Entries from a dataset
################

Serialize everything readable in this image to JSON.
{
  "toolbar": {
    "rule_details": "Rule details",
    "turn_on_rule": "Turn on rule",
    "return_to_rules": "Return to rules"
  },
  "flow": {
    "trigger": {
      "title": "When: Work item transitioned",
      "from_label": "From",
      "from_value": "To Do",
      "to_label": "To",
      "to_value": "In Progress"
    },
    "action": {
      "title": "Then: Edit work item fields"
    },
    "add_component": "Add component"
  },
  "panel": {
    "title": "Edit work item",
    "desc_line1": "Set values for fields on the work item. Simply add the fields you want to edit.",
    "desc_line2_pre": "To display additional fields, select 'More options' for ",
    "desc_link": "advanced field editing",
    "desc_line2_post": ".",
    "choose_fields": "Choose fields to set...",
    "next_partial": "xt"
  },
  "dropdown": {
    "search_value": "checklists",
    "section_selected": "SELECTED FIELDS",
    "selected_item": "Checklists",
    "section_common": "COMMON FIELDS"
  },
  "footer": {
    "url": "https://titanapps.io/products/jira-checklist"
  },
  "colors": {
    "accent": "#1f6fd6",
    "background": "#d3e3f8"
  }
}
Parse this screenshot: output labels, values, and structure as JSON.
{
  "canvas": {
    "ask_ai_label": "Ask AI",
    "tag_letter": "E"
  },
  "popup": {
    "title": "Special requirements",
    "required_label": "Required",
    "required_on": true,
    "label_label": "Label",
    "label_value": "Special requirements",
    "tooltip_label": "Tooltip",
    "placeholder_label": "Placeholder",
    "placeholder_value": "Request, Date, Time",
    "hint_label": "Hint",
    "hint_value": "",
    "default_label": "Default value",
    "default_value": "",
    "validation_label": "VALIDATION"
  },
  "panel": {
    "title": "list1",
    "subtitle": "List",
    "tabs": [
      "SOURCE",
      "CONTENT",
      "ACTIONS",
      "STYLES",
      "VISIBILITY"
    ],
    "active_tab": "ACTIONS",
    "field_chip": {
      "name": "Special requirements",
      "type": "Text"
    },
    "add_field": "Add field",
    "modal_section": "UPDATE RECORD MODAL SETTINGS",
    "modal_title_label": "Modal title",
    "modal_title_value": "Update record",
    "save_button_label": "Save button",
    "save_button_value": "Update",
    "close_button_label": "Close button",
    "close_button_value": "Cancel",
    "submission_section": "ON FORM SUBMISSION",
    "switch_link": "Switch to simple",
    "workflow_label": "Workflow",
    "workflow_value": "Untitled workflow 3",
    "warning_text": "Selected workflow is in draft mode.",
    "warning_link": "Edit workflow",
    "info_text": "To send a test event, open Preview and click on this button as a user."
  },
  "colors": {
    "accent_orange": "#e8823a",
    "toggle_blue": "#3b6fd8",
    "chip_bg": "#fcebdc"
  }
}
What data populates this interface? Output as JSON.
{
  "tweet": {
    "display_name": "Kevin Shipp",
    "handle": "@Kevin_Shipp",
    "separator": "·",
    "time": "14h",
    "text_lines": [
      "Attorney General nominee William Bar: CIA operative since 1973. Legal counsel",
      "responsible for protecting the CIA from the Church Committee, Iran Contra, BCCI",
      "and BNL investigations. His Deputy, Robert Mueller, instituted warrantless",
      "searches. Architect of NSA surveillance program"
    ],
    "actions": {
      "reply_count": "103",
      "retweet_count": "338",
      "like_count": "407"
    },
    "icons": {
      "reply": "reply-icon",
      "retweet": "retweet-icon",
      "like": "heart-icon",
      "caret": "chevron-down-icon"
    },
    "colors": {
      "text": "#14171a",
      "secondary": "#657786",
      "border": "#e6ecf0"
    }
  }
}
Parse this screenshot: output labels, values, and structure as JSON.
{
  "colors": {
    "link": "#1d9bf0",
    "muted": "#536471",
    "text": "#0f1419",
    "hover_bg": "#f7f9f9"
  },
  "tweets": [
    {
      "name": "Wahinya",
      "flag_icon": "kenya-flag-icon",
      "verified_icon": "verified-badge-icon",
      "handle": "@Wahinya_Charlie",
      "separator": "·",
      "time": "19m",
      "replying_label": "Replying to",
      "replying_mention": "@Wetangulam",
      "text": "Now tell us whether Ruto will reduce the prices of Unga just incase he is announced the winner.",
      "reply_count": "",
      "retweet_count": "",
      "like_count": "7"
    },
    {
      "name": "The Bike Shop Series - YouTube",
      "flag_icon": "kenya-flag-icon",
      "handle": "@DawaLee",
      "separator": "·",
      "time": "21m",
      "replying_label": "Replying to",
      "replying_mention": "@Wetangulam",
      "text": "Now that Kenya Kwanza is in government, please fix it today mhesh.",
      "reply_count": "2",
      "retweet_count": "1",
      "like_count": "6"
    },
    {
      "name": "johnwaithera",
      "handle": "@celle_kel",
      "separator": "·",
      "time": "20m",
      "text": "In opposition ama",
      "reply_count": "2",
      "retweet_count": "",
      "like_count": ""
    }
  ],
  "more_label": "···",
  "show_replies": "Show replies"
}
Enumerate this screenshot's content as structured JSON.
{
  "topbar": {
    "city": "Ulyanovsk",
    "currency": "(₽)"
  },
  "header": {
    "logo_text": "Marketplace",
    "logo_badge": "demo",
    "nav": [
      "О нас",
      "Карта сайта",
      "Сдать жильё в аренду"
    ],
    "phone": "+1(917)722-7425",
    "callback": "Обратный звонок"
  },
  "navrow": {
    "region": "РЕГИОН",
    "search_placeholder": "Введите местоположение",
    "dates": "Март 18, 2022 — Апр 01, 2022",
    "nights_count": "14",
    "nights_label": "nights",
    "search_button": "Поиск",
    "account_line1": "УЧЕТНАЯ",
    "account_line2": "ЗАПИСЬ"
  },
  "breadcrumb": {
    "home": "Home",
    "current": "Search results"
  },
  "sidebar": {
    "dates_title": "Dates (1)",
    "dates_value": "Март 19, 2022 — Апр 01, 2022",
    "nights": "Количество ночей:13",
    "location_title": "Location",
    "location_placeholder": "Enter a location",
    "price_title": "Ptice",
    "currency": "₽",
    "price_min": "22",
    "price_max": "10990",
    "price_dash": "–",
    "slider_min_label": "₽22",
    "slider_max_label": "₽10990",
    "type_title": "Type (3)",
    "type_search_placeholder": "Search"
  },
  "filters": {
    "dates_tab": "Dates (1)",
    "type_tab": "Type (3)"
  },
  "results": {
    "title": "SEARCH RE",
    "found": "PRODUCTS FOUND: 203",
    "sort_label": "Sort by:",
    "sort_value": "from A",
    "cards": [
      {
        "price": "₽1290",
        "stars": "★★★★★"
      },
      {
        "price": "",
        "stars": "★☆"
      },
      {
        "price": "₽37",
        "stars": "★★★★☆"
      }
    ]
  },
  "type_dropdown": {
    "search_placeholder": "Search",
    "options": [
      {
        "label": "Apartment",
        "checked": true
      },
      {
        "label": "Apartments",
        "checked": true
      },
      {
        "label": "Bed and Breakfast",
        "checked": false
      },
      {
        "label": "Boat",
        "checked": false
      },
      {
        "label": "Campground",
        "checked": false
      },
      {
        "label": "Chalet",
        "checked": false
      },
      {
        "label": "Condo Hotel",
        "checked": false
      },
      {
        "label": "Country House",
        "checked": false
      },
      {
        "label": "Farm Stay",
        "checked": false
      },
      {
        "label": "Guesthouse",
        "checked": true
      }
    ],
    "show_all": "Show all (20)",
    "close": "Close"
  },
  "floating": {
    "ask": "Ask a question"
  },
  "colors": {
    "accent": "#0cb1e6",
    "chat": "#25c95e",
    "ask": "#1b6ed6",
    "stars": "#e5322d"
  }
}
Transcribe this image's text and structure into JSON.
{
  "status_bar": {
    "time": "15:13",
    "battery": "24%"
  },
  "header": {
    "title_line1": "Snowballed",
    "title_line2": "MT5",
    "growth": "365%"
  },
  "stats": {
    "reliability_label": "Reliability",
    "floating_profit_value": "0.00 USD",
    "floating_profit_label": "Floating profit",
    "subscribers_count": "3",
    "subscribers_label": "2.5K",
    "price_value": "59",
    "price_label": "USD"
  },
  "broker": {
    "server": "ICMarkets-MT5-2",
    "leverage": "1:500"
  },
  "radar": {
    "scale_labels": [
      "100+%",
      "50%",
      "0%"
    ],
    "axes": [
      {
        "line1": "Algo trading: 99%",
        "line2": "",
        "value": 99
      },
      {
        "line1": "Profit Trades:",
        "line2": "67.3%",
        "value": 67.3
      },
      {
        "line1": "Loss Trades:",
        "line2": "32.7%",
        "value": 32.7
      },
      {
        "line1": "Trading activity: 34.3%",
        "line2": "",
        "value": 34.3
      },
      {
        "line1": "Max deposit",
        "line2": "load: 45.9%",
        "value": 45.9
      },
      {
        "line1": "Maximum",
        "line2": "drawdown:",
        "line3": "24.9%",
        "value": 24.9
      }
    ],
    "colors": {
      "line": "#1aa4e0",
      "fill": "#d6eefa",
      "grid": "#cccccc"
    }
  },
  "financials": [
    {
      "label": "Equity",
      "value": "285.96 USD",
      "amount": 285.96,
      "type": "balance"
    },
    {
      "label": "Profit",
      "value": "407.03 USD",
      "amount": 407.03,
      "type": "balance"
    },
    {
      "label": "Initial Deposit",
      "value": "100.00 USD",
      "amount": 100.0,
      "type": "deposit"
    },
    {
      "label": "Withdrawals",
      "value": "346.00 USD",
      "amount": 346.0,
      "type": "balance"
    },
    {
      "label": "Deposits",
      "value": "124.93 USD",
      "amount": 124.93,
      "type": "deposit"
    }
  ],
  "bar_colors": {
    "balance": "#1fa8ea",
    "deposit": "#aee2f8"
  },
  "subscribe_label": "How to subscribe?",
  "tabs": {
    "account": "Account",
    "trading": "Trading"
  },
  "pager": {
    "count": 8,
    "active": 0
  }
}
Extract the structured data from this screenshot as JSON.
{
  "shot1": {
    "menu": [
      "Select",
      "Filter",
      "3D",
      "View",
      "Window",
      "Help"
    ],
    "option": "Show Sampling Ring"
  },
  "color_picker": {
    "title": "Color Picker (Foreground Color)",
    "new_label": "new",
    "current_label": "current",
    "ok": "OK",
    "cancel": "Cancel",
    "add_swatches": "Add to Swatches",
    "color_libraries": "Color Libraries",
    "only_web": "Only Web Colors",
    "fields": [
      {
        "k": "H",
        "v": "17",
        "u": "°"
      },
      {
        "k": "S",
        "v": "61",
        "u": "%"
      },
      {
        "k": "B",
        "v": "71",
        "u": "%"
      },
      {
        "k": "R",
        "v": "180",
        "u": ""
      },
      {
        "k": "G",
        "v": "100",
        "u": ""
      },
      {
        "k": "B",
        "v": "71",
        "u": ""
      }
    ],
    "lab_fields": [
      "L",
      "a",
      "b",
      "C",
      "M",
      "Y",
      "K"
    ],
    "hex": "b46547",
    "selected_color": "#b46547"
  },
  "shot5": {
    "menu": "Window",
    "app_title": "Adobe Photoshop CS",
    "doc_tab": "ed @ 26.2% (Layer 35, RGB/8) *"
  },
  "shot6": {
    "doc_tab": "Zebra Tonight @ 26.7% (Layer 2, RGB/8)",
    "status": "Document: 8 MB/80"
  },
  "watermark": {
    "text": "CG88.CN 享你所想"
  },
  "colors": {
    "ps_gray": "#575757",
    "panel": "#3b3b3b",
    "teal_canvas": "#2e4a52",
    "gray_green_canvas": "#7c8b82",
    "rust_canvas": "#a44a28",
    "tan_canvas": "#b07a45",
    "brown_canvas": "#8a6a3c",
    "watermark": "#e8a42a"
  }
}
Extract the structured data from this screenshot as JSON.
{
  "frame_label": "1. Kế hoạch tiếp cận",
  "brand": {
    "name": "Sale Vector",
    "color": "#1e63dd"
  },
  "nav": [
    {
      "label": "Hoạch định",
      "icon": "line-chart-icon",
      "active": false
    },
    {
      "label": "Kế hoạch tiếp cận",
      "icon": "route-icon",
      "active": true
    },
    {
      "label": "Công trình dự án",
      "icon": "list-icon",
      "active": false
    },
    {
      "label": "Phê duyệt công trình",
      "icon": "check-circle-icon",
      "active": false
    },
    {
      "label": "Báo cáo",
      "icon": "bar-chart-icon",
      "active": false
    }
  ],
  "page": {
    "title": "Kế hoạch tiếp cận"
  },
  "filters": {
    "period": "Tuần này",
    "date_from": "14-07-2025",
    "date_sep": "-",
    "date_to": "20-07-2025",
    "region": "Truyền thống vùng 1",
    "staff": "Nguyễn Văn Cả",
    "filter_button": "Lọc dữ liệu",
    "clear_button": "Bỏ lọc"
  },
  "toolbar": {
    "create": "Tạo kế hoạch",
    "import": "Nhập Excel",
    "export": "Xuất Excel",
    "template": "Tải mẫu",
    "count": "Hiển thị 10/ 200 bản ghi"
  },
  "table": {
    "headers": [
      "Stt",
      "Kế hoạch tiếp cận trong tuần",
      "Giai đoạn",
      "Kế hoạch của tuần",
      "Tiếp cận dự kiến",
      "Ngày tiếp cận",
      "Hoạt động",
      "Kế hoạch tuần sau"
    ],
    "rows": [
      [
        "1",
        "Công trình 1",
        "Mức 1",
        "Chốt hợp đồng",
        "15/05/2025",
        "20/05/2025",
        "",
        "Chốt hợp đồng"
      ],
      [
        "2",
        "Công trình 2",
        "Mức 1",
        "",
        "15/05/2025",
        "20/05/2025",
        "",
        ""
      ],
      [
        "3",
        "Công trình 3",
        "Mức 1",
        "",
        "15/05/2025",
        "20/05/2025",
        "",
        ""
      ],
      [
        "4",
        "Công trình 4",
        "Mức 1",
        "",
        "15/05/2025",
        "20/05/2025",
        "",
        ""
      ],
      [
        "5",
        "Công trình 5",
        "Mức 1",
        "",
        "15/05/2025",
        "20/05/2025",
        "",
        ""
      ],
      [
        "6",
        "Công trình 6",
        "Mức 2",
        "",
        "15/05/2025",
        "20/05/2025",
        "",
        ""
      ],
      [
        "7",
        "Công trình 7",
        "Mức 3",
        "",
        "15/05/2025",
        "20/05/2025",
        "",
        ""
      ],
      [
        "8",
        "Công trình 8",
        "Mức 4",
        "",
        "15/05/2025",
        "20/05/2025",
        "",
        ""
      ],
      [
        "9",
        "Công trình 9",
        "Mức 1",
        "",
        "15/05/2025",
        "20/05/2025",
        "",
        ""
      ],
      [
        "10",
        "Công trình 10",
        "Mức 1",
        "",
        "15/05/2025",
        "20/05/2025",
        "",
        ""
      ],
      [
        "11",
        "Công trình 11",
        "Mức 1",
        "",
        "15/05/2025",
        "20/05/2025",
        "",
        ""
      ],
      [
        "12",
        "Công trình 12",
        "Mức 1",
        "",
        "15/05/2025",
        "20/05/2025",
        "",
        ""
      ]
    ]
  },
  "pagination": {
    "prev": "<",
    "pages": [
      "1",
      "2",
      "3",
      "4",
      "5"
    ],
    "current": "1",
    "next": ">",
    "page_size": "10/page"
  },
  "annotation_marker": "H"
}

################

[Given problem] Tell how many lines contain the word "region", using only the number.

[Task response] 2